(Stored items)

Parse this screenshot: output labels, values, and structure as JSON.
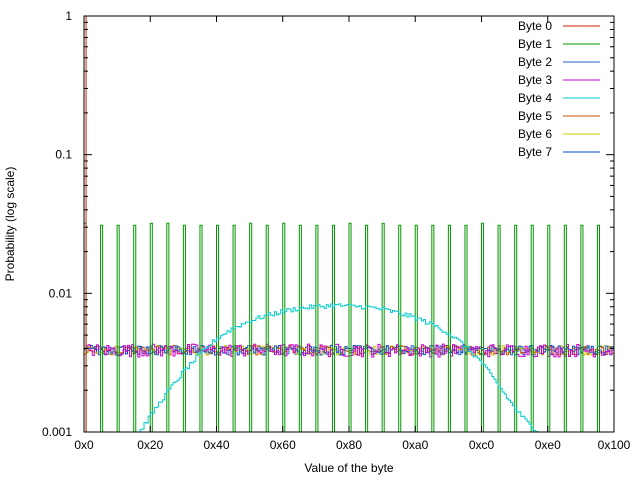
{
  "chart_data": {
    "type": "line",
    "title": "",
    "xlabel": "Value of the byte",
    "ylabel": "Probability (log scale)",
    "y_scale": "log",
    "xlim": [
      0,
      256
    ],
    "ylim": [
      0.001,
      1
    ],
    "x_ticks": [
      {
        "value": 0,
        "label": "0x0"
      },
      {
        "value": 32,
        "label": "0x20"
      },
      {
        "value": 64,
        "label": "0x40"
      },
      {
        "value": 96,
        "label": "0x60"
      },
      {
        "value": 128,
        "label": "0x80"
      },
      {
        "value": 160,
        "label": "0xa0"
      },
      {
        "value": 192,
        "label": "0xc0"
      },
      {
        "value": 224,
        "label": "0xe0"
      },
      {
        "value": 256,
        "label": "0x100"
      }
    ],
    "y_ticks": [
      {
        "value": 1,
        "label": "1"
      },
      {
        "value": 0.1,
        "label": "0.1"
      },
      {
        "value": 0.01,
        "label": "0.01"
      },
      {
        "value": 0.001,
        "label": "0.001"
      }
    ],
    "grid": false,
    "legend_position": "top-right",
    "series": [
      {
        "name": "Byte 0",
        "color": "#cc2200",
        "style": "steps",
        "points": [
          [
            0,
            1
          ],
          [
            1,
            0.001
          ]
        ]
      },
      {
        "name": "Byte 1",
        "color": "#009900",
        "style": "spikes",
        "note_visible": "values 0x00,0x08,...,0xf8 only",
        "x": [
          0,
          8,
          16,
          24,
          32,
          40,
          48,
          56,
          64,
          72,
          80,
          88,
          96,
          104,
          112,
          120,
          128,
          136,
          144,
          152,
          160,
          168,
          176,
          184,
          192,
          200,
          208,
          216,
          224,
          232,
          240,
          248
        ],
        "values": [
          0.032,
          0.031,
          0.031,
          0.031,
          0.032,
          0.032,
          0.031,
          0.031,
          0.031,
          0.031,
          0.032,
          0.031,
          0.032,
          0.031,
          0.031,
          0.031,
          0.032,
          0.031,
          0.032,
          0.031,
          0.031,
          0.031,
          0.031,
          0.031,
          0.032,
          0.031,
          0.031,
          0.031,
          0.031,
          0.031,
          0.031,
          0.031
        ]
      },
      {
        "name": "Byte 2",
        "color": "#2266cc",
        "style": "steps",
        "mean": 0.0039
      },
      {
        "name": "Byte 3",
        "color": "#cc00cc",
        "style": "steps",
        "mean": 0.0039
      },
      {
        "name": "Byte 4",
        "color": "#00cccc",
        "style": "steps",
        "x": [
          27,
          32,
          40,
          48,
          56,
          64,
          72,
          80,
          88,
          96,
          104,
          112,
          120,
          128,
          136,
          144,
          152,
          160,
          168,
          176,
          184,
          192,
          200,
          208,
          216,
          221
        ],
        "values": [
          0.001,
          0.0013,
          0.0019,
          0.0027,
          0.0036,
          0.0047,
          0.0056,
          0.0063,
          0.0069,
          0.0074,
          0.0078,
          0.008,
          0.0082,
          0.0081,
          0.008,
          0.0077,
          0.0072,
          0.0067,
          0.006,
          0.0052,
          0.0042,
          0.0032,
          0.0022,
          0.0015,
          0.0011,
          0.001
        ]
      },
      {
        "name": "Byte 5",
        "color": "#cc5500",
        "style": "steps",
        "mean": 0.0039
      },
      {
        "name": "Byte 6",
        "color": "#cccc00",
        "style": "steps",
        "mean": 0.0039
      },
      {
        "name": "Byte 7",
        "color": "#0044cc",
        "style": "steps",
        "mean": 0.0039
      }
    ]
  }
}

#### Directive:
Images in the data above are to be skipped. Retype all other material exactly.

#### Reply:
Parse this screenshot: output labels, values, and structure as JSON.
{
  "chart_data": {
    "type": "line",
    "title": "",
    "xlabel": "Value of the byte",
    "ylabel": "Probability (log scale)",
    "y_scale": "log",
    "xlim": [
      0,
      256
    ],
    "ylim": [
      0.001,
      1
    ],
    "x_ticks": [
      {
        "value": 0,
        "label": "0x0"
      },
      {
        "value": 32,
        "label": "0x20"
      },
      {
        "value": 64,
        "label": "0x40"
      },
      {
        "value": 96,
        "label": "0x60"
      },
      {
        "value": 128,
        "label": "0x80"
      },
      {
        "value": 160,
        "label": "0xa0"
      },
      {
        "value": 192,
        "label": "0xc0"
      },
      {
        "value": 224,
        "label": "0xe0"
      },
      {
        "value": 256,
        "label": "0x100"
      }
    ],
    "y_ticks": [
      {
        "value": 1,
        "label": "1"
      },
      {
        "value": 0.1,
        "label": "0.1"
      },
      {
        "value": 0.01,
        "label": "0.01"
      },
      {
        "value": 0.001,
        "label": "0.001"
      }
    ],
    "grid": false,
    "legend_position": "top-right",
    "series": [
      {
        "name": "Byte 0",
        "color": "#cc2200",
        "style": "steps",
        "points": [
          [
            0,
            1
          ],
          [
            1,
            0.001
          ]
        ]
      },
      {
        "name": "Byte 1",
        "color": "#009900",
        "style": "spikes",
        "note_visible": "values 0x00,0x08,...,0xf8 only",
        "x": [
          0,
          8,
          16,
          24,
          32,
          40,
          48,
          56,
          64,
          72,
          80,
          88,
          96,
          104,
          112,
          120,
          128,
          136,
          144,
          152,
          160,
          168,
          176,
          184,
          192,
          200,
          208,
          216,
          224,
          232,
          240,
          248
        ],
        "values": [
          0.032,
          0.031,
          0.031,
          0.031,
          0.032,
          0.032,
          0.031,
          0.031,
          0.031,
          0.031,
          0.032,
          0.031,
          0.032,
          0.031,
          0.031,
          0.031,
          0.032,
          0.031,
          0.032,
          0.031,
          0.031,
          0.031,
          0.031,
          0.031,
          0.032,
          0.031,
          0.031,
          0.031,
          0.031,
          0.031,
          0.031,
          0.031
        ]
      },
      {
        "name": "Byte 2",
        "color": "#2266cc",
        "style": "steps",
        "mean": 0.0039
      },
      {
        "name": "Byte 3",
        "color": "#cc00cc",
        "style": "steps",
        "mean": 0.0039
      },
      {
        "name": "Byte 4",
        "color": "#00cccc",
        "style": "steps",
        "x": [
          27,
          32,
          40,
          48,
          56,
          64,
          72,
          80,
          88,
          96,
          104,
          112,
          120,
          128,
          136,
          144,
          152,
          160,
          168,
          176,
          184,
          192,
          200,
          208,
          216,
          221
        ],
        "values": [
          0.001,
          0.0013,
          0.0019,
          0.0027,
          0.0036,
          0.0047,
          0.0056,
          0.0063,
          0.0069,
          0.0074,
          0.0078,
          0.008,
          0.0082,
          0.0081,
          0.008,
          0.0077,
          0.0072,
          0.0067,
          0.006,
          0.0052,
          0.0042,
          0.0032,
          0.0022,
          0.0015,
          0.0011,
          0.001
        ]
      },
      {
        "name": "Byte 5",
        "color": "#cc5500",
        "style": "steps",
        "mean": 0.0039
      },
      {
        "name": "Byte 6",
        "color": "#cccc00",
        "style": "steps",
        "mean": 0.0039
      },
      {
        "name": "Byte 7",
        "color": "#0044cc",
        "style": "steps",
        "mean": 0.0039
      }
    ]
  }
}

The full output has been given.